_Data to use_

• • • • •

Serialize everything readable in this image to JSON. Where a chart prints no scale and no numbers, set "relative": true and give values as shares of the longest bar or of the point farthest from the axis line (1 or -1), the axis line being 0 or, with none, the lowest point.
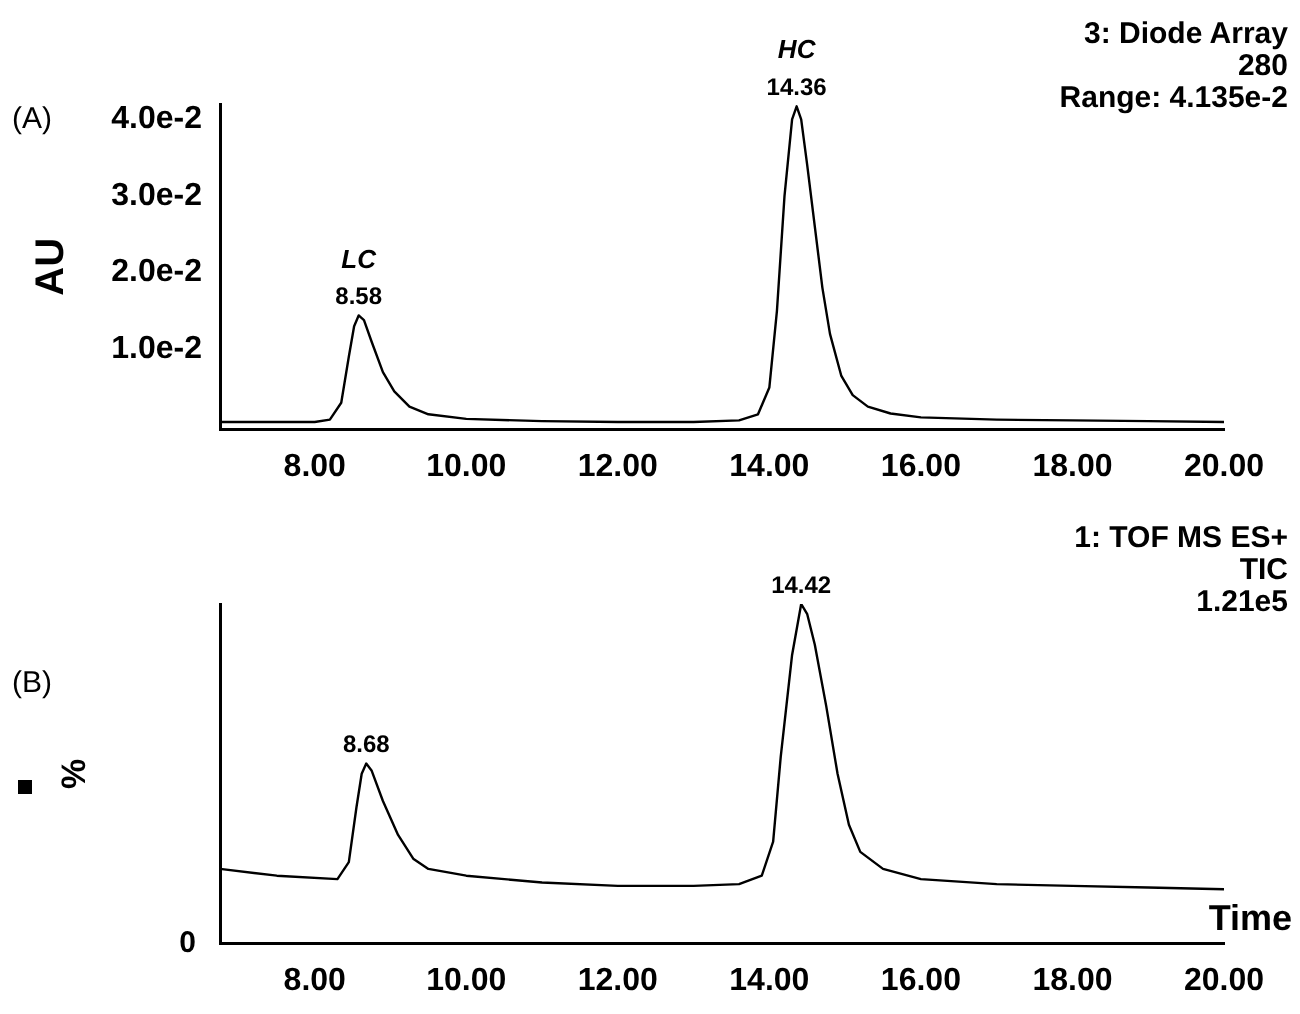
{
  "chart_data": [
    {
      "type": "line",
      "title": "(A)",
      "ylabel": "AU",
      "color": "#000000",
      "annotations": [
        "3: Diode Array",
        "280",
        "Range: 4.135e-2",
        {
          "text": "8.58",
          "x": 8.58,
          "y": 0.0144
        },
        {
          "text": "LC",
          "x": 8.58,
          "y": 0.0144
        },
        {
          "text": "14.36",
          "x": 14.36,
          "y": 0.0417
        },
        {
          "text": "HC",
          "x": 14.36,
          "y": 0.0417
        }
      ],
      "x": [
        6.75,
        8.0,
        8.2,
        8.35,
        8.45,
        8.52,
        8.58,
        8.65,
        8.75,
        8.9,
        9.05,
        9.25,
        9.5,
        10.0,
        11.0,
        12.0,
        13.0,
        13.6,
        13.85,
        14.0,
        14.1,
        14.2,
        14.3,
        14.36,
        14.42,
        14.5,
        14.6,
        14.7,
        14.8,
        14.95,
        15.1,
        15.3,
        15.6,
        16.0,
        17.0,
        18.0,
        19.0,
        20.0
      ],
      "values": [
        0.0005,
        0.0005,
        0.0008,
        0.003,
        0.009,
        0.013,
        0.0144,
        0.0138,
        0.011,
        0.007,
        0.0045,
        0.0025,
        0.0015,
        0.0009,
        0.0006,
        0.0005,
        0.0005,
        0.0007,
        0.0015,
        0.005,
        0.015,
        0.03,
        0.04,
        0.0417,
        0.04,
        0.034,
        0.026,
        0.018,
        0.012,
        0.0065,
        0.004,
        0.0025,
        0.0016,
        0.0011,
        0.0008,
        0.0007,
        0.0006,
        0.0005
      ],
      "xlim": [
        6.75,
        20.0
      ],
      "xticks": [
        {
          "value": 8,
          "label": "8.00"
        },
        {
          "value": 10,
          "label": "10.00"
        },
        {
          "value": 12,
          "label": "12.00"
        },
        {
          "value": 14,
          "label": "14.00"
        },
        {
          "value": 16,
          "label": "16.00"
        },
        {
          "value": 18,
          "label": "18.00"
        },
        {
          "value": 20,
          "label": "20.00"
        }
      ],
      "ylim": [
        -0.0005,
        0.042
      ],
      "yticks": [
        {
          "value": 0.01,
          "label": "1.0e-2"
        },
        {
          "value": 0.02,
          "label": "2.0e-2"
        },
        {
          "value": 0.03,
          "label": "3.0e-2"
        },
        {
          "value": 0.04,
          "label": "4.0e-2"
        }
      ]
    },
    {
      "type": "line",
      "title": "(B)",
      "ylabel": "%",
      "xlabel": "Time",
      "relative": true,
      "color": "#000000",
      "annotations": [
        "0",
        "1: TOF MS ES+",
        "TIC",
        "1.21e5",
        {
          "text": "8.68",
          "x": 8.68,
          "y": 0.53
        },
        {
          "text": "14.42",
          "x": 14.42,
          "y": 1.0
        }
      ],
      "x": [
        6.75,
        7.5,
        8.3,
        8.45,
        8.55,
        8.62,
        8.68,
        8.75,
        8.9,
        9.1,
        9.3,
        9.5,
        10.0,
        11.0,
        12.0,
        13.0,
        13.6,
        13.9,
        14.05,
        14.15,
        14.3,
        14.42,
        14.5,
        14.6,
        14.75,
        14.9,
        15.05,
        15.2,
        15.5,
        16.0,
        17.0,
        18.0,
        19.0,
        20.0
      ],
      "values": [
        0.22,
        0.2,
        0.19,
        0.24,
        0.4,
        0.5,
        0.53,
        0.51,
        0.42,
        0.32,
        0.25,
        0.22,
        0.2,
        0.18,
        0.17,
        0.17,
        0.175,
        0.2,
        0.3,
        0.55,
        0.85,
        1.0,
        0.97,
        0.88,
        0.7,
        0.5,
        0.35,
        0.27,
        0.22,
        0.19,
        0.175,
        0.17,
        0.165,
        0.16
      ],
      "xlim": [
        6.75,
        20.0
      ],
      "xticks": [
        {
          "value": 8,
          "label": "8.00"
        },
        {
          "value": 10,
          "label": "10.00"
        },
        {
          "value": 12,
          "label": "12.00"
        },
        {
          "value": 14,
          "label": "14.00"
        },
        {
          "value": 16,
          "label": "16.00"
        },
        {
          "value": 18,
          "label": "18.00"
        },
        {
          "value": 20,
          "label": "20.00"
        }
      ]
    }
  ]
}
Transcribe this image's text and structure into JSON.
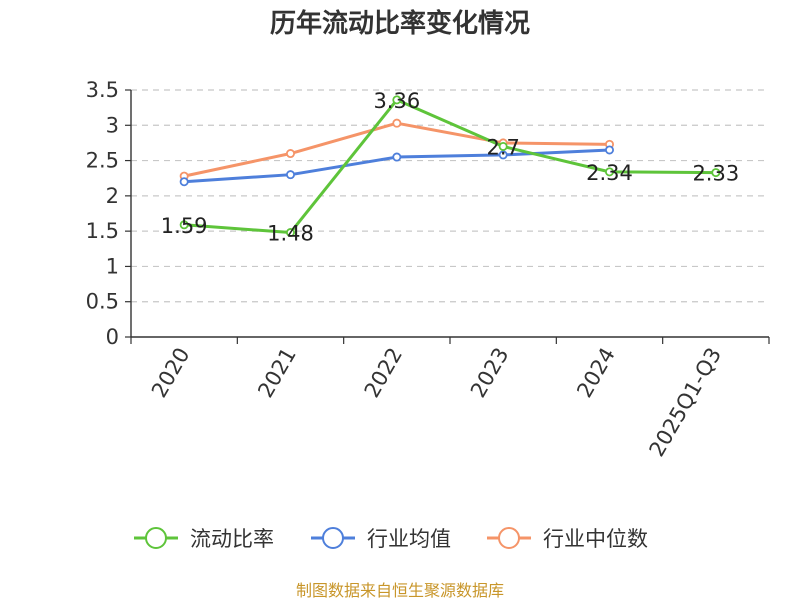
{
  "chart_data": {
    "type": "line",
    "title": "历年流动比率变化情况",
    "categories": [
      "2020",
      "2021",
      "2022",
      "2023",
      "2024",
      "2025Q1-Q3"
    ],
    "ylim": [
      0,
      3.5
    ],
    "yticks": [
      "0",
      "0.5",
      "1",
      "1.5",
      "2",
      "2.5",
      "3",
      "3.5"
    ],
    "grid": true,
    "legend_position": "bottom",
    "series": [
      {
        "name": "流动比率",
        "color": "#5ec43a",
        "values": [
          1.59,
          1.48,
          3.36,
          2.7,
          2.34,
          2.33
        ],
        "labels": [
          "1.59",
          "1.48",
          "3.36",
          "2.7",
          "2.34",
          "2.33"
        ]
      },
      {
        "name": "行业均值",
        "color": "#4e7fdb",
        "values": [
          2.2,
          2.3,
          2.55,
          2.58,
          2.65,
          null
        ]
      },
      {
        "name": "行业中位数",
        "color": "#f59468",
        "values": [
          2.28,
          2.6,
          3.03,
          2.75,
          2.73,
          null
        ]
      }
    ],
    "source": "制图数据来自恒生聚源数据库",
    "source_color": "#c8962a"
  }
}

• • • • •

_Task requirements_
Transcribe all the lines above exactly, apart from the pictures.

_Exercise output_
Serialize everything readable in this image to JSON. Where a chart prints no scale and no numbers, set "relative": true and give values as shares of the longest bar or of the point farthest from the axis line (1 or -1), the axis line being 0 or, with none, the lowest point.
{
  "chart_data": [
    {
      "type": "line",
      "title": "(A)",
      "ylabel": "AU",
      "color": "#000000",
      "annotations": [
        "3: Diode Array",
        "280",
        "Range: 4.135e-2",
        {
          "text": "8.58",
          "x": 8.58,
          "y": 0.0144
        },
        {
          "text": "LC",
          "x": 8.58,
          "y": 0.0144
        },
        {
          "text": "14.36",
          "x": 14.36,
          "y": 0.0417
        },
        {
          "text": "HC",
          "x": 14.36,
          "y": 0.0417
        }
      ],
      "x": [
        6.75,
        8.0,
        8.2,
        8.35,
        8.45,
        8.52,
        8.58,
        8.65,
        8.75,
        8.9,
        9.05,
        9.25,
        9.5,
        10.0,
        11.0,
        12.0,
        13.0,
        13.6,
        13.85,
        14.0,
        14.1,
        14.2,
        14.3,
        14.36,
        14.42,
        14.5,
        14.6,
        14.7,
        14.8,
        14.95,
        15.1,
        15.3,
        15.6,
        16.0,
        17.0,
        18.0,
        19.0,
        20.0
      ],
      "values": [
        0.0005,
        0.0005,
        0.0008,
        0.003,
        0.009,
        0.013,
        0.0144,
        0.0138,
        0.011,
        0.007,
        0.0045,
        0.0025,
        0.0015,
        0.0009,
        0.0006,
        0.0005,
        0.0005,
        0.0007,
        0.0015,
        0.005,
        0.015,
        0.03,
        0.04,
        0.0417,
        0.04,
        0.034,
        0.026,
        0.018,
        0.012,
        0.0065,
        0.004,
        0.0025,
        0.0016,
        0.0011,
        0.0008,
        0.0007,
        0.0006,
        0.0005
      ],
      "xlim": [
        6.75,
        20.0
      ],
      "xticks": [
        {
          "value": 8,
          "label": "8.00"
        },
        {
          "value": 10,
          "label": "10.00"
        },
        {
          "value": 12,
          "label": "12.00"
        },
        {
          "value": 14,
          "label": "14.00"
        },
        {
          "value": 16,
          "label": "16.00"
        },
        {
          "value": 18,
          "label": "18.00"
        },
        {
          "value": 20,
          "label": "20.00"
        }
      ],
      "ylim": [
        -0.0005,
        0.042
      ],
      "yticks": [
        {
          "value": 0.01,
          "label": "1.0e-2"
        },
        {
          "value": 0.02,
          "label": "2.0e-2"
        },
        {
          "value": 0.03,
          "label": "3.0e-2"
        },
        {
          "value": 0.04,
          "label": "4.0e-2"
        }
      ]
    },
    {
      "type": "line",
      "title": "(B)",
      "ylabel": "%",
      "xlabel": "Time",
      "relative": true,
      "color": "#000000",
      "annotations": [
        "0",
        "1: TOF MS ES+",
        "TIC",
        "1.21e5",
        {
          "text": "8.68",
          "x": 8.68,
          "y": 0.53
        },
        {
          "text": "14.42",
          "x": 14.42,
          "y": 1.0
        }
      ],
      "x": [
        6.75,
        7.5,
        8.3,
        8.45,
        8.55,
        8.62,
        8.68,
        8.75,
        8.9,
        9.1,
        9.3,
        9.5,
        10.0,
        11.0,
        12.0,
        13.0,
        13.6,
        13.9,
        14.05,
        14.15,
        14.3,
        14.42,
        14.5,
        14.6,
        14.75,
        14.9,
        15.05,
        15.2,
        15.5,
        16.0,
        17.0,
        18.0,
        19.0,
        20.0
      ],
      "values": [
        0.22,
        0.2,
        0.19,
        0.24,
        0.4,
        0.5,
        0.53,
        0.51,
        0.42,
        0.32,
        0.25,
        0.22,
        0.2,
        0.18,
        0.17,
        0.17,
        0.175,
        0.2,
        0.3,
        0.55,
        0.85,
        1.0,
        0.97,
        0.88,
        0.7,
        0.5,
        0.35,
        0.27,
        0.22,
        0.19,
        0.175,
        0.17,
        0.165,
        0.16
      ],
      "xlim": [
        6.75,
        20.0
      ],
      "xticks": [
        {
          "value": 8,
          "label": "8.00"
        },
        {
          "value": 10,
          "label": "10.00"
        },
        {
          "value": 12,
          "label": "12.00"
        },
        {
          "value": 14,
          "label": "14.00"
        },
        {
          "value": 16,
          "label": "16.00"
        },
        {
          "value": 18,
          "label": "18.00"
        },
        {
          "value": 20,
          "label": "20.00"
        }
      ]
    }
  ]
}
Transcribe this image's text and structure into JSON.
{
  "chart_data": {
    "type": "line",
    "title": "历年流动比率变化情况",
    "categories": [
      "2020",
      "2021",
      "2022",
      "2023",
      "2024",
      "2025Q1-Q3"
    ],
    "ylim": [
      0,
      3.5
    ],
    "yticks": [
      "0",
      "0.5",
      "1",
      "1.5",
      "2",
      "2.5",
      "3",
      "3.5"
    ],
    "grid": true,
    "legend_position": "bottom",
    "series": [
      {
        "name": "流动比率",
        "color": "#5ec43a",
        "values": [
          1.59,
          1.48,
          3.36,
          2.7,
          2.34,
          2.33
        ],
        "labels": [
          "1.59",
          "1.48",
          "3.36",
          "2.7",
          "2.34",
          "2.33"
        ]
      },
      {
        "name": "行业均值",
        "color": "#4e7fdb",
        "values": [
          2.2,
          2.3,
          2.55,
          2.58,
          2.65,
          null
        ]
      },
      {
        "name": "行业中位数",
        "color": "#f59468",
        "values": [
          2.28,
          2.6,
          3.03,
          2.75,
          2.73,
          null
        ]
      }
    ],
    "source": "制图数据来自恒生聚源数据库",
    "source_color": "#c8962a"
  }
}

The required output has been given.